Given request
Show all lines holding the string "stabil".

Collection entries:
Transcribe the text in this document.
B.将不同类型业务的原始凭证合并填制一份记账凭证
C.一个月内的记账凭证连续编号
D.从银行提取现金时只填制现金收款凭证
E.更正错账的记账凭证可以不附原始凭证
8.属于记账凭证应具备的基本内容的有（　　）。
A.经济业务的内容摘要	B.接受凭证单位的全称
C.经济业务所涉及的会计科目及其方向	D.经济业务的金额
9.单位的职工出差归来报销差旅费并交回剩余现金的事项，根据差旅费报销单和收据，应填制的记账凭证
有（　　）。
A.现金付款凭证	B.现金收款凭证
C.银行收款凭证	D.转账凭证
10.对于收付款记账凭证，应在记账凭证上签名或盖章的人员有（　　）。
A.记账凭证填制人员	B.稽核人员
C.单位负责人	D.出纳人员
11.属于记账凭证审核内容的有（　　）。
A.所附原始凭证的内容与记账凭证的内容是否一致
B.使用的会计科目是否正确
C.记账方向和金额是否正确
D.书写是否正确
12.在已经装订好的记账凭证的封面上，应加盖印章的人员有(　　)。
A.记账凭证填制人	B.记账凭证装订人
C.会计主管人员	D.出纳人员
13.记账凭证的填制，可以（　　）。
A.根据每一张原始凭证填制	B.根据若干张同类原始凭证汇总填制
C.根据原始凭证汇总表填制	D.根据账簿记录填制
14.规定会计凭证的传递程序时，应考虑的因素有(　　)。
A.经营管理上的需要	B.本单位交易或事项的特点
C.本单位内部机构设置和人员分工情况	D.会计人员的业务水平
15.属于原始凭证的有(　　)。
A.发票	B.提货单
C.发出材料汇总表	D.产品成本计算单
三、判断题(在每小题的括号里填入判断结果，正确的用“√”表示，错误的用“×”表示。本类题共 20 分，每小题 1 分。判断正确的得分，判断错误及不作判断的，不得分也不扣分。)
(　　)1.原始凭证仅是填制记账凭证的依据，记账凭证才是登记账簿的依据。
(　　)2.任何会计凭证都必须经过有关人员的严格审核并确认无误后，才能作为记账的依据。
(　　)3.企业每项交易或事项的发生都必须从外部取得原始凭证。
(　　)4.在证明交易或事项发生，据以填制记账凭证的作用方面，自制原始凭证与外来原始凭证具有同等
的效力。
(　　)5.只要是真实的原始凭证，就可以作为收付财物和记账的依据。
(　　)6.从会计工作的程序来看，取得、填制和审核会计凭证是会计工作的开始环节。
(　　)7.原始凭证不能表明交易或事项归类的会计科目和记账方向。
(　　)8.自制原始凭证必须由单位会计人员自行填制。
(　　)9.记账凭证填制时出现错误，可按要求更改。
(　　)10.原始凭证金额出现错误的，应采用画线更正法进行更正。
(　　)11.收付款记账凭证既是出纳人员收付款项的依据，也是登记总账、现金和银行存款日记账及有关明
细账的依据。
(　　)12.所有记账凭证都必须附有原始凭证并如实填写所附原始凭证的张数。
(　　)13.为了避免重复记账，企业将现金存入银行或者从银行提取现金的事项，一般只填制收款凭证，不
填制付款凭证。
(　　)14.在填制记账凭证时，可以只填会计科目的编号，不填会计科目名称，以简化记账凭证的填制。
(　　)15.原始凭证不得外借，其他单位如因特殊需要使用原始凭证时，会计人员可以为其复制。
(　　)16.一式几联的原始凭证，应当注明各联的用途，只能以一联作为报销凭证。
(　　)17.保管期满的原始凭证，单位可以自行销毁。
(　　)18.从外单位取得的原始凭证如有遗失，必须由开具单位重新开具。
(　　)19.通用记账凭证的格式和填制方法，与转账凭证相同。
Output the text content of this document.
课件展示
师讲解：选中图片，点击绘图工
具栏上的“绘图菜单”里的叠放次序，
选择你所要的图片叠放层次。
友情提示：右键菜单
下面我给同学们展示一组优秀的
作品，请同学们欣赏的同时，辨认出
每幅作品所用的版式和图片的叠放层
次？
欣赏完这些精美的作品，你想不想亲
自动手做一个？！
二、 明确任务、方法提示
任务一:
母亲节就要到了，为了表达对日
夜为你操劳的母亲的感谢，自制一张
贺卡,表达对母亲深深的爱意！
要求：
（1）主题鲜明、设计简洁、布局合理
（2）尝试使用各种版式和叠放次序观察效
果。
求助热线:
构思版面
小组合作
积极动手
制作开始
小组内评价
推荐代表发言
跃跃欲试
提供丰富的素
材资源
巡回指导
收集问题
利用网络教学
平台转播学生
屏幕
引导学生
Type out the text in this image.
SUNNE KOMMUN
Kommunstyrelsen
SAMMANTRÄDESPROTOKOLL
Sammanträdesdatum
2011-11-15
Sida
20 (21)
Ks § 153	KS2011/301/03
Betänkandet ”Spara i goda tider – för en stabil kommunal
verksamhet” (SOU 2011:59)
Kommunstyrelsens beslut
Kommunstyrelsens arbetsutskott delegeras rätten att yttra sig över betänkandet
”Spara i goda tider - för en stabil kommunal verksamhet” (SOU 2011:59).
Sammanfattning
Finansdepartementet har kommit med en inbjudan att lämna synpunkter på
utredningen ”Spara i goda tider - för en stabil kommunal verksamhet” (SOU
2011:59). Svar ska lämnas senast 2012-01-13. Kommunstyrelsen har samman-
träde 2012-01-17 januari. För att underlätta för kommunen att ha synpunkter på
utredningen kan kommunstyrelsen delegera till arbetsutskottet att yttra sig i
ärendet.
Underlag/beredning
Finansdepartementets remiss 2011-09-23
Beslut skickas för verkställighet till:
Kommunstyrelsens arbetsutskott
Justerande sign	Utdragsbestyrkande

Result of the task
Betänkandet ”Spara i goda tider – för en stabil kommunal
”Spara i goda tider - för en stabil kommunal verksamhet” (SOU 2011:59).
utredningen ”Spara i goda tider - för en stabil kommunal verksamhet” (SOU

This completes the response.